Task details
Take from the listing each line that has the string "this".

Information supplied

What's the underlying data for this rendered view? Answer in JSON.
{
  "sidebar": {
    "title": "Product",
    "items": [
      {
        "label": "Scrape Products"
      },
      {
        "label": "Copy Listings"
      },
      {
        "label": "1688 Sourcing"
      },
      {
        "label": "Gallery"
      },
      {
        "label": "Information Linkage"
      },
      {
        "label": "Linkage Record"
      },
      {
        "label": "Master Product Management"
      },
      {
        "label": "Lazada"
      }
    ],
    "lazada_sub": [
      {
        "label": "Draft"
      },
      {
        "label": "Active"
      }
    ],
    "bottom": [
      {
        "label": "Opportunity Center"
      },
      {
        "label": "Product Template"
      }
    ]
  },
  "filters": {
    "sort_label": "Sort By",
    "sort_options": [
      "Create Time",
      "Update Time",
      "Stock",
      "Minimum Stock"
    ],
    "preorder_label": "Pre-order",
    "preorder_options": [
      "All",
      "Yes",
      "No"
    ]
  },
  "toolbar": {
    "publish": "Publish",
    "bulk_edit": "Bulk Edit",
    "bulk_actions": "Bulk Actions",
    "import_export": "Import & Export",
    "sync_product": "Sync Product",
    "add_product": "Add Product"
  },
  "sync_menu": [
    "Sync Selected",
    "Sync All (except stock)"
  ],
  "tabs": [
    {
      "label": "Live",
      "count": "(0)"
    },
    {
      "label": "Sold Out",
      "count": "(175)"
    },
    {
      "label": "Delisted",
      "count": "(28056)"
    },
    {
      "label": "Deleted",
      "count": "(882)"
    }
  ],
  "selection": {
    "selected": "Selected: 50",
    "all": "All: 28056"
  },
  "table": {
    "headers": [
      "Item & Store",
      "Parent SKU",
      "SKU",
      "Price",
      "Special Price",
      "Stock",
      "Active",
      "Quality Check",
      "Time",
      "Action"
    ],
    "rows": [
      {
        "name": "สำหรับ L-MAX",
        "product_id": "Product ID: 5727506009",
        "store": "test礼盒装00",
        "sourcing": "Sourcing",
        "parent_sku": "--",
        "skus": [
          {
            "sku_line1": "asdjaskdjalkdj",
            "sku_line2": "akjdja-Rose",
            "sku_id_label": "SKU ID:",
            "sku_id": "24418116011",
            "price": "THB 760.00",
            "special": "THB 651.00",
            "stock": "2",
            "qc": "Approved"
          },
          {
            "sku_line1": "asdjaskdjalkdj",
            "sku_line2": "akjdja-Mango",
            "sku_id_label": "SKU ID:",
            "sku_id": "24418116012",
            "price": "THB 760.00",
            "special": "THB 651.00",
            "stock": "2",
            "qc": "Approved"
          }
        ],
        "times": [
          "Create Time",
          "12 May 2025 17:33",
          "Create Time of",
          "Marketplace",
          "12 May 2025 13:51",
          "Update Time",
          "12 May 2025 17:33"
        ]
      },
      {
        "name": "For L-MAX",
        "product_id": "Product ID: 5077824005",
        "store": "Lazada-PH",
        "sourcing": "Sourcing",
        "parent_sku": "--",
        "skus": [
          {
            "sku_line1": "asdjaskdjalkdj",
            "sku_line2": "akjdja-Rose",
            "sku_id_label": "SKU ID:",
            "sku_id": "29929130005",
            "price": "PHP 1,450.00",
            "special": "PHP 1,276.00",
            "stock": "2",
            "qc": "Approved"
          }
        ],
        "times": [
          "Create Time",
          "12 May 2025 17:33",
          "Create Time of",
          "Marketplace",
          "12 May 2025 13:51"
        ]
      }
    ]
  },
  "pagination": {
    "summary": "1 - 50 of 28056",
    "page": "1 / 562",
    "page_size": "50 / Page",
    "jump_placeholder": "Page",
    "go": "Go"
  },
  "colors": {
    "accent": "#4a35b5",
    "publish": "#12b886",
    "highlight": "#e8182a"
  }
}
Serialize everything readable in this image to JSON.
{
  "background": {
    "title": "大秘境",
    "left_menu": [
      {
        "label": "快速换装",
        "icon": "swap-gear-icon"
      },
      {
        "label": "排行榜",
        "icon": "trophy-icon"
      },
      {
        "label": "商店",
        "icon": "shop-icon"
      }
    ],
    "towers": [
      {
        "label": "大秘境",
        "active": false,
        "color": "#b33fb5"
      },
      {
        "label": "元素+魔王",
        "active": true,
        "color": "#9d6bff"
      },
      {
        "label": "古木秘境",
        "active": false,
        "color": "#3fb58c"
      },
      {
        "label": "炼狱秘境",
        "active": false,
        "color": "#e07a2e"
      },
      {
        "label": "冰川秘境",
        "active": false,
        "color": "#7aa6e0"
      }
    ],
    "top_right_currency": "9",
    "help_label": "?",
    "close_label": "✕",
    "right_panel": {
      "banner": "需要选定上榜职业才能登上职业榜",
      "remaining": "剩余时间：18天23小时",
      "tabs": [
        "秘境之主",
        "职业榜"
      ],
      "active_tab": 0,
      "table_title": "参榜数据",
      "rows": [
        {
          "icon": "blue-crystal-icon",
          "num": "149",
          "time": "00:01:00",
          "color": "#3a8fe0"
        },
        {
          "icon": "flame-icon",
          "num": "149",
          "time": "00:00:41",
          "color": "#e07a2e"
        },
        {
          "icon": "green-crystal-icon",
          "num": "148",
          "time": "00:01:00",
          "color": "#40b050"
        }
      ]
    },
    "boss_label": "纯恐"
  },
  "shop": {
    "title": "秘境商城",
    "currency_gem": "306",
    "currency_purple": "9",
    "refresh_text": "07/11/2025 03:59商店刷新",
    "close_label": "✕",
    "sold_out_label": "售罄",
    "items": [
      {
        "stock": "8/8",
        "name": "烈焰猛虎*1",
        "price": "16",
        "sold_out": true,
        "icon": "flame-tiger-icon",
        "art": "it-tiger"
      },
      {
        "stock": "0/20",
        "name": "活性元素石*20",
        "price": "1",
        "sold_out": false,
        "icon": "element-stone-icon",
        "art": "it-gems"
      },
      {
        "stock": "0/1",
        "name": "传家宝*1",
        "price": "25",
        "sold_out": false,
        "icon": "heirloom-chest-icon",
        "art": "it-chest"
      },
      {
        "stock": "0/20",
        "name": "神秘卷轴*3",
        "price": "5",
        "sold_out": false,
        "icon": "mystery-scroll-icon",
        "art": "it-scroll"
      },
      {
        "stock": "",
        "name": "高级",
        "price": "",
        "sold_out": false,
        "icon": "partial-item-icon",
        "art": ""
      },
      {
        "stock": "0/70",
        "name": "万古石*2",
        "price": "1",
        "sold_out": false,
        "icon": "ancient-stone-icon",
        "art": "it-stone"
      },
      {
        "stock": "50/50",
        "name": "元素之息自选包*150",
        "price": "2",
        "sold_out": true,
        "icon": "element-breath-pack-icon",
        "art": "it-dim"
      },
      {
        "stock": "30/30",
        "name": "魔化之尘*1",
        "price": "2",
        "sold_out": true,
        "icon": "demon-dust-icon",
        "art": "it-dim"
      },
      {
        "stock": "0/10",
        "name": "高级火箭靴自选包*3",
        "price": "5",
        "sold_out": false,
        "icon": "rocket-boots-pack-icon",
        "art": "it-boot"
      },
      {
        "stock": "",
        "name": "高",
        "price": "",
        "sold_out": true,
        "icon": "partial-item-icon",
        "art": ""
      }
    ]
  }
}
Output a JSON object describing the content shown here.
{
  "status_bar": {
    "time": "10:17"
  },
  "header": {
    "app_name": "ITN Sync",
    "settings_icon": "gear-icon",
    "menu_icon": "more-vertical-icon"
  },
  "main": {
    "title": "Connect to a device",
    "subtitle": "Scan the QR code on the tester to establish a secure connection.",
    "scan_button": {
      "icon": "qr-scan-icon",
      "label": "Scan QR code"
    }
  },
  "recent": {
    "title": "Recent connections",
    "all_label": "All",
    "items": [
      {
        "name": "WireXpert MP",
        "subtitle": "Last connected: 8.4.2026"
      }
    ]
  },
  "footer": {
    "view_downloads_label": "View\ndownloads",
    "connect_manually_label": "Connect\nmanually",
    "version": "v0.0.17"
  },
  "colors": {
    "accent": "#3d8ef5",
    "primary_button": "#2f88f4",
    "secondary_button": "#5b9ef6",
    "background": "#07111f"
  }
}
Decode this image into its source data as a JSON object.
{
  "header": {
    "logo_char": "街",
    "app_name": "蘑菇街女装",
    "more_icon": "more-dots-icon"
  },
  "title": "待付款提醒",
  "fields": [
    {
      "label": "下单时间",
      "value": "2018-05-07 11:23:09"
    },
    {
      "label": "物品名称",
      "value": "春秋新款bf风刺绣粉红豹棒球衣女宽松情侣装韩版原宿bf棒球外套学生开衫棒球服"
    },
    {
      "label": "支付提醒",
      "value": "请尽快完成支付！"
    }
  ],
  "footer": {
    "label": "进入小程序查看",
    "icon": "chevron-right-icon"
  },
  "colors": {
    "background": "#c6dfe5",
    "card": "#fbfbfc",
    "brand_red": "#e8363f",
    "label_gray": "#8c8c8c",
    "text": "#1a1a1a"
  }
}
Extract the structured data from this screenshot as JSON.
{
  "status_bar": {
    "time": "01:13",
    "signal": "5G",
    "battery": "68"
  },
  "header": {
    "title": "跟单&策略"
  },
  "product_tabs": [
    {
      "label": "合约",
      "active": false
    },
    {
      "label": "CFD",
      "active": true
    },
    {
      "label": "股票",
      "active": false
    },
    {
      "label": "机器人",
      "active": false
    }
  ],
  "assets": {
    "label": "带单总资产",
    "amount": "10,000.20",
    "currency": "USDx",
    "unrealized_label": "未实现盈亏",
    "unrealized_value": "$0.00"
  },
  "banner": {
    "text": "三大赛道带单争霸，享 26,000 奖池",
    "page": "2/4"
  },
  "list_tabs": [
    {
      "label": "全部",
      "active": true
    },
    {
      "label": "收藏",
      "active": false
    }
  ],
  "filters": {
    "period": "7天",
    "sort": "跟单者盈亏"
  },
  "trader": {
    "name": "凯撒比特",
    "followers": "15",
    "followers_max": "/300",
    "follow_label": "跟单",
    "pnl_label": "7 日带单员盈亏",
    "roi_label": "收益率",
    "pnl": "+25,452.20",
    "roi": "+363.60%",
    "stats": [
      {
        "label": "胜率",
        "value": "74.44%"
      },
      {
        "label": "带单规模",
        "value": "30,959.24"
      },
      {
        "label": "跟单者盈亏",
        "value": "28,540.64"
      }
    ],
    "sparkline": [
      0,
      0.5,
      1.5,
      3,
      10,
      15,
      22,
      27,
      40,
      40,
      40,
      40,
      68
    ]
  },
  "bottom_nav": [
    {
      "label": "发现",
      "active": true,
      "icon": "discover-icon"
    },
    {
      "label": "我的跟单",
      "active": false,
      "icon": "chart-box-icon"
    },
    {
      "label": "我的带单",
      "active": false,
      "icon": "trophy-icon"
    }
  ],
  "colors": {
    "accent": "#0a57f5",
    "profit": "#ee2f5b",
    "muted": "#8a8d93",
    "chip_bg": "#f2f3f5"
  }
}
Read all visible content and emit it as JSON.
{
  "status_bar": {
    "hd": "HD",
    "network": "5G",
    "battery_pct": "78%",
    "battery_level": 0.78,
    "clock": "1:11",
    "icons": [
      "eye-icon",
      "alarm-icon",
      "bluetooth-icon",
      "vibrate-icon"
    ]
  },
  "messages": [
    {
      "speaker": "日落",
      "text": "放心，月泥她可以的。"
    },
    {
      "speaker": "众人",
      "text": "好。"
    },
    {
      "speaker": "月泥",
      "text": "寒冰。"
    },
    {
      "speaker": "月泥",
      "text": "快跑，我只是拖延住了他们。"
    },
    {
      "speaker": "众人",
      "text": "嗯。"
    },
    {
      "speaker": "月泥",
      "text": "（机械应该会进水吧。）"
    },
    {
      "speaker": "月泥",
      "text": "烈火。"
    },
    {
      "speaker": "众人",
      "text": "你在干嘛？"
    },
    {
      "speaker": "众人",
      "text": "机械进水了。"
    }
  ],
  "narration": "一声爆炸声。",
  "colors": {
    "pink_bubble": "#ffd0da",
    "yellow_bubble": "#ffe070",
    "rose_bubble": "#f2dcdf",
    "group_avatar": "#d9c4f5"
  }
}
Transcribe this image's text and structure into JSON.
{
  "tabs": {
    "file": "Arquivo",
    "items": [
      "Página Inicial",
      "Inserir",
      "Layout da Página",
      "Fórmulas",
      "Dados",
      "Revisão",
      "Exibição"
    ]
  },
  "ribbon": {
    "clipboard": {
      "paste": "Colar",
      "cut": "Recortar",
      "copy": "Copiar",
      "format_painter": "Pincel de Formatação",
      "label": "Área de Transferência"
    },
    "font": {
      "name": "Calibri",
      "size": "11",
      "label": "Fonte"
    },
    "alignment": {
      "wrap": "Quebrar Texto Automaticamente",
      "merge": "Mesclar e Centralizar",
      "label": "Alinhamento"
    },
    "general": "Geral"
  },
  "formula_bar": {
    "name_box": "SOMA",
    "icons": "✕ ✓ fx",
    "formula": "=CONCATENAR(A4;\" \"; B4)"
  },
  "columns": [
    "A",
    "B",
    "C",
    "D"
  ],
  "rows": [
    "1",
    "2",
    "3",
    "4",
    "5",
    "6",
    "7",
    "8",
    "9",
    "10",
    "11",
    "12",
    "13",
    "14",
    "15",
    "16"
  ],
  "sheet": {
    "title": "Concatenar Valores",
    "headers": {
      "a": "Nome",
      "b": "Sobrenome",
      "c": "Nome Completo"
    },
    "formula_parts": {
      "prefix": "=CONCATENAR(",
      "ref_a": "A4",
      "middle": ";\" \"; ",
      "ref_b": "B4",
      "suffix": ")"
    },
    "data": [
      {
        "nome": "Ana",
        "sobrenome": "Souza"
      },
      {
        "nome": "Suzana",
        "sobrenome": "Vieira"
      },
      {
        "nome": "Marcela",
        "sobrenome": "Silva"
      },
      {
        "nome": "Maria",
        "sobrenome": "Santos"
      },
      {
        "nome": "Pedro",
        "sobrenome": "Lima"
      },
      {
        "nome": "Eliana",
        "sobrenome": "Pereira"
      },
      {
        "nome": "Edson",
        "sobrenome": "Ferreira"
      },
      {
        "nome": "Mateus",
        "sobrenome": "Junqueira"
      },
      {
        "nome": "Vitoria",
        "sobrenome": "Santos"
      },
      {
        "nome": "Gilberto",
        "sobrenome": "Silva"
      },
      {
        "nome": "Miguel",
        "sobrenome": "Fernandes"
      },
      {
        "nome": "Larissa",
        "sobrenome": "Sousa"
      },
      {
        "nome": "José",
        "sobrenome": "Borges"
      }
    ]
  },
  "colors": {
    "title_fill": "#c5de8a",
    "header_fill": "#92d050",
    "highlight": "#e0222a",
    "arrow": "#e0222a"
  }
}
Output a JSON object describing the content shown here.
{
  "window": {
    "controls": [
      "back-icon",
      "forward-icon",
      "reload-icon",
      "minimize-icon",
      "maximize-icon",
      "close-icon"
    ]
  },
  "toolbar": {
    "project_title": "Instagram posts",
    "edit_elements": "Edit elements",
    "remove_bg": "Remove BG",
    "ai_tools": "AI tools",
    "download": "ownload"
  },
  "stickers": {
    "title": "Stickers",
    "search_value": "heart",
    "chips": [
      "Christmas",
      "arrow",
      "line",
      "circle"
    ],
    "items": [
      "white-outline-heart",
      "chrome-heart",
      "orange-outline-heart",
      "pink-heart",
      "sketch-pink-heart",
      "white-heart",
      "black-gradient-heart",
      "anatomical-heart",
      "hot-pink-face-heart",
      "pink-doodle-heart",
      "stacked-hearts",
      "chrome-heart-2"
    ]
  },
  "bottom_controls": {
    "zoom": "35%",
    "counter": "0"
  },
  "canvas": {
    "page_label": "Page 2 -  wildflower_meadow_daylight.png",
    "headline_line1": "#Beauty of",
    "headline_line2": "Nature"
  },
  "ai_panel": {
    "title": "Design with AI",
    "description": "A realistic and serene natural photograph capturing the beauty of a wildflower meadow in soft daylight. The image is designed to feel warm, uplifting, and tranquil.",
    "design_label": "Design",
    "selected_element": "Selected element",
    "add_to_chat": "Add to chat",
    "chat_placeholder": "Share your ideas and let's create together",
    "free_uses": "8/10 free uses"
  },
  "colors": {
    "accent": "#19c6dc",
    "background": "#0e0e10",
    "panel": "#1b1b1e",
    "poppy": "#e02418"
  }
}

Final result
What's the underlying data for this rendered view? Answer in JSON.
Serialize everything readable in this image to JSON.
Decode this image into its source data as a JSON object.
Extract the structured data from this screenshot as JSON.
Transcribe this image's text and structure into JSON.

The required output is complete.